#### [Check your understanding]
A - Can you condense the paragraph in the Solana projects write-up that begins "HealthLog tackles data consent" into a short list that keeps its main facts?
B - Could you pick up the Solana projects write-up after its last sentence and keep writing?
### Source extract ###
Alerith already has depth, team history, and a live playtest, which puts it in a different class from concept-stage entries.

Echoes of Rozlom is interesting for another reason: it targets the game production layer, where small studios need faster workflows and lower toolchain friction.

Healthcare, payments, consumer apps, and new category bets

Some of the most interesting teams did not fit neatly into one standard crypto bucket. Those are often the projects worth watching twice.

Project What it does
HealthLog Consent and provenance layer for wearable health data
Rift ATM Bi-directional crypto ATMs on Solana
tendr.bid Privacy-aware freelance marketplace
Watchtower Stablecoin yield tied to space-infrastructure lending
Hapticon Decentralized coordination system for scientific research

HealthLog tackles data consent and access control in a domain where auditability matters. Rift ATM goes after crypto cash access, with all the regulatory weight that comes with it. tendr.bid applies on-chain logic to freelance coordination. 

Watchtower and Hapticon both lean ambitious: one ties stablecoin yield to space infrastructure, the other applies agent and crypto-economic design to science funding and coordination.

What the winners reveal about Solana infra demand in 2026

Three signals stood out across submissions.

  • AI agents need guardrails, not just speed. Bento, SentinelGuard, and Pact all treat agent risk as a first-class problem.
### Excerpted data ###
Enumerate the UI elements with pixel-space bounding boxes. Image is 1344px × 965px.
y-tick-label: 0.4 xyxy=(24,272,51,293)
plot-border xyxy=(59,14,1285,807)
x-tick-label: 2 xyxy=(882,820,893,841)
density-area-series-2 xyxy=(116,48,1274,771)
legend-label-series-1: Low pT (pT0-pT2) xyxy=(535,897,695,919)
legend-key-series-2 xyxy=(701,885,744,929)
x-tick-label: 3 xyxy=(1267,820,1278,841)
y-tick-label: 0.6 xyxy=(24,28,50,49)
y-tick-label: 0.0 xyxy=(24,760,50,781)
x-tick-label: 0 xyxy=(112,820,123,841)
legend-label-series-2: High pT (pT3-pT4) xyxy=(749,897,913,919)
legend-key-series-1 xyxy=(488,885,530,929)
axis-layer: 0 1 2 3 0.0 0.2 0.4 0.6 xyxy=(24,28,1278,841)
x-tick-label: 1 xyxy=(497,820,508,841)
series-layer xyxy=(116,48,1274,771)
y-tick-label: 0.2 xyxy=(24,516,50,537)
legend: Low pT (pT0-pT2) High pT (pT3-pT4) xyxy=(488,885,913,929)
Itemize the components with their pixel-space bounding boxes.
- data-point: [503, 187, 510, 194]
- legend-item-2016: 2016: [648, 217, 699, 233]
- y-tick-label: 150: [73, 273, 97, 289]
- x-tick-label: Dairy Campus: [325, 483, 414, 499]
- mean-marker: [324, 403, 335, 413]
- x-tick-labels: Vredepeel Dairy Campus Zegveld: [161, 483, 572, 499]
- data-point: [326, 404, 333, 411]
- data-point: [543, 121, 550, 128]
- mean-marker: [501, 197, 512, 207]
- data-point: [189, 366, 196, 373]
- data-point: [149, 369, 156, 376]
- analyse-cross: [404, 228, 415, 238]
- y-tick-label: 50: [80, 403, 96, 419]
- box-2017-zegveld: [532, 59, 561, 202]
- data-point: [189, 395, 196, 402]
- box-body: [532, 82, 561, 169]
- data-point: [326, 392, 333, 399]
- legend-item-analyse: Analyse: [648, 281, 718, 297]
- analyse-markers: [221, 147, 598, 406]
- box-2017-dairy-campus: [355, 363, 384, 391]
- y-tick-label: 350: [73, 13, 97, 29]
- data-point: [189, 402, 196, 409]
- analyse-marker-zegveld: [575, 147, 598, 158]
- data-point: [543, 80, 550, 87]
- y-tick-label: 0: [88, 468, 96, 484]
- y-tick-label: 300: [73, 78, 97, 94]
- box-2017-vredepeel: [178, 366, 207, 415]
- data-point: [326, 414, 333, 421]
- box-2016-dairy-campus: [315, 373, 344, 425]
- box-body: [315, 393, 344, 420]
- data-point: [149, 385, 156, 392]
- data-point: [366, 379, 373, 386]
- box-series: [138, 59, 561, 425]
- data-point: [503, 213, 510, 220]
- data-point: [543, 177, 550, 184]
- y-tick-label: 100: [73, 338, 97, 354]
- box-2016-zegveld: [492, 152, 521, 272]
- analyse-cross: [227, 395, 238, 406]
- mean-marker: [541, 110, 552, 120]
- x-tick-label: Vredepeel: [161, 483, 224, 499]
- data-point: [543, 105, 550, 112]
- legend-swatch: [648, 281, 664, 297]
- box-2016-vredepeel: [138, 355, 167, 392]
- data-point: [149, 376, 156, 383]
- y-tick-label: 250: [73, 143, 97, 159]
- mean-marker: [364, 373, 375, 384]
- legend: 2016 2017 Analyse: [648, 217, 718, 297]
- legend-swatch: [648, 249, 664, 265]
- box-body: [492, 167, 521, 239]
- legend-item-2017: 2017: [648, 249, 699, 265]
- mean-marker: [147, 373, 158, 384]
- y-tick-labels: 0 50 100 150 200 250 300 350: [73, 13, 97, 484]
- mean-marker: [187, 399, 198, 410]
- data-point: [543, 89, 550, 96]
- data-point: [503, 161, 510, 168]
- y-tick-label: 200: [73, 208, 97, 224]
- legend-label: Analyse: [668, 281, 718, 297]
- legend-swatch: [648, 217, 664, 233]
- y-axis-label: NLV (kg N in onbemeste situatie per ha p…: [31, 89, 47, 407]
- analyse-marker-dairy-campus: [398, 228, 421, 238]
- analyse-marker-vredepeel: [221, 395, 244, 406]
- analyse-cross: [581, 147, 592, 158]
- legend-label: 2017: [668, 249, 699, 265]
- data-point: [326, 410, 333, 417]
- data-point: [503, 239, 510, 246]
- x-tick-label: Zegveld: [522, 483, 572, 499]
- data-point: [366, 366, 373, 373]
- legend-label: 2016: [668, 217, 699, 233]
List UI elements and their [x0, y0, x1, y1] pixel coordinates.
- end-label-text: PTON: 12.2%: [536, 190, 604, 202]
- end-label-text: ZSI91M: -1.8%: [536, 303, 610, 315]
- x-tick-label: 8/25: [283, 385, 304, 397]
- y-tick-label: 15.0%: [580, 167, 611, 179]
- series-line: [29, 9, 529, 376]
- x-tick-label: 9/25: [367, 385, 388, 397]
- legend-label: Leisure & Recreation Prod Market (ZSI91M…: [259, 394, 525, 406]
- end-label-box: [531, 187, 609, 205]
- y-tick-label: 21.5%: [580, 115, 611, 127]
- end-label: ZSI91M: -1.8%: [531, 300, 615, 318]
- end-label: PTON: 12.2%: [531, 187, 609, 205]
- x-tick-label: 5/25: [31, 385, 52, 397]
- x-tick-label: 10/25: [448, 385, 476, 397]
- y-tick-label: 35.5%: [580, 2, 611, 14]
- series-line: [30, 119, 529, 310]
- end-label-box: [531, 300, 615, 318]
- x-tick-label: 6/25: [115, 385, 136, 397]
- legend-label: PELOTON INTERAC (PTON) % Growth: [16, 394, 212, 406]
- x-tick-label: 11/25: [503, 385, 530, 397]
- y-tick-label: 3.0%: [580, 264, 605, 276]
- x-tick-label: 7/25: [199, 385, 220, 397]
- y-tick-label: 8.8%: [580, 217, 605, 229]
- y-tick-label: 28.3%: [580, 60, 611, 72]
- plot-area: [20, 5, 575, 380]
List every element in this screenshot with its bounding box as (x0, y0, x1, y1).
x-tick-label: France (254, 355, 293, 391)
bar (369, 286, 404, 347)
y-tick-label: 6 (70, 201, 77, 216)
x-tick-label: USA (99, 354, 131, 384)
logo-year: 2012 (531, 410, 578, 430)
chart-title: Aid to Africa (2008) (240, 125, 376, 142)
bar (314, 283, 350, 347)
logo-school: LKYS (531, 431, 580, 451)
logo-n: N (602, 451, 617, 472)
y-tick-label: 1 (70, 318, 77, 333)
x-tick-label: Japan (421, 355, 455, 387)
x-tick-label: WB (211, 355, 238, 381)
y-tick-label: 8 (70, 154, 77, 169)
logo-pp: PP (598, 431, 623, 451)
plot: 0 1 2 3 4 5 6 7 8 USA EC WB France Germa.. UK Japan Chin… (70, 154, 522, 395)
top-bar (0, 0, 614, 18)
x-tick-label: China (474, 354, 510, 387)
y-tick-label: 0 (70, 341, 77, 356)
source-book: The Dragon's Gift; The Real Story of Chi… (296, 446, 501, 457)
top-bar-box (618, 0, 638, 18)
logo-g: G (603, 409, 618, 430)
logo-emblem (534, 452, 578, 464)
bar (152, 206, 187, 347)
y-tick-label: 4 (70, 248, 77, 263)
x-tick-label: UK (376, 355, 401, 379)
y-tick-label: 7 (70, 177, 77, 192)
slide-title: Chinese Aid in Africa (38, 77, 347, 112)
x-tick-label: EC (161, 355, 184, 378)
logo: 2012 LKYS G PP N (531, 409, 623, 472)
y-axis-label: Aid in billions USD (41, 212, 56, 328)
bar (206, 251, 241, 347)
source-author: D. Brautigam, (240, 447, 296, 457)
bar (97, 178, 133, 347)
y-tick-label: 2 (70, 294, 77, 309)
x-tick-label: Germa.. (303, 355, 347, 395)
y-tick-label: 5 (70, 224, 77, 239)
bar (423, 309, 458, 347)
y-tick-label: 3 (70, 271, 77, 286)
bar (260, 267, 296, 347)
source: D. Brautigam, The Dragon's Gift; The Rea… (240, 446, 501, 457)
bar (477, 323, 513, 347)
###
#### [Per-task outputs]
A -
- HealthLog: addresses data consent and access control in a field where auditability matters.
- Rift ATM: targets crypto cash access, which carries heavy regulatory weight.
- tendr.bid: brings on-chain logic to freelance coordination.

B -
  • Real-time products dominate. Trading sandboxes, prediction markets, and agent frameworks all break under stale data, so freshness beats raw throughput.
  • Devnet-to-mainnet is the real test. Сomplian.cc validating five Anchor programs on devnet before a mainnet plan shows where infra continuity matters.

This tracks with Frontier as a whole, where DeFi, AI, and infrastructure were the most densely clustered submission areas.

Tradeoffs: when dedicated RPC is worth it, and when it is not

Shared RPC is enough for an early prototype with low traffic and no strict execution requirements. Once you are running a trading terminal or a platform, a live DeFi backend, or an agent workflow where stale state and failed landing cost money, dedicated RPC stops being an optimization and becomes part of the product stack.

What we run

Aperture gRPC (beta)

A gRPC access layer for teams building real-time systems on Solana. This is relevant for operators who need lower-latency state delivery, cleaner integration into event-driven backends, and better support for high-frequency reads than standard request-response RPC patterns.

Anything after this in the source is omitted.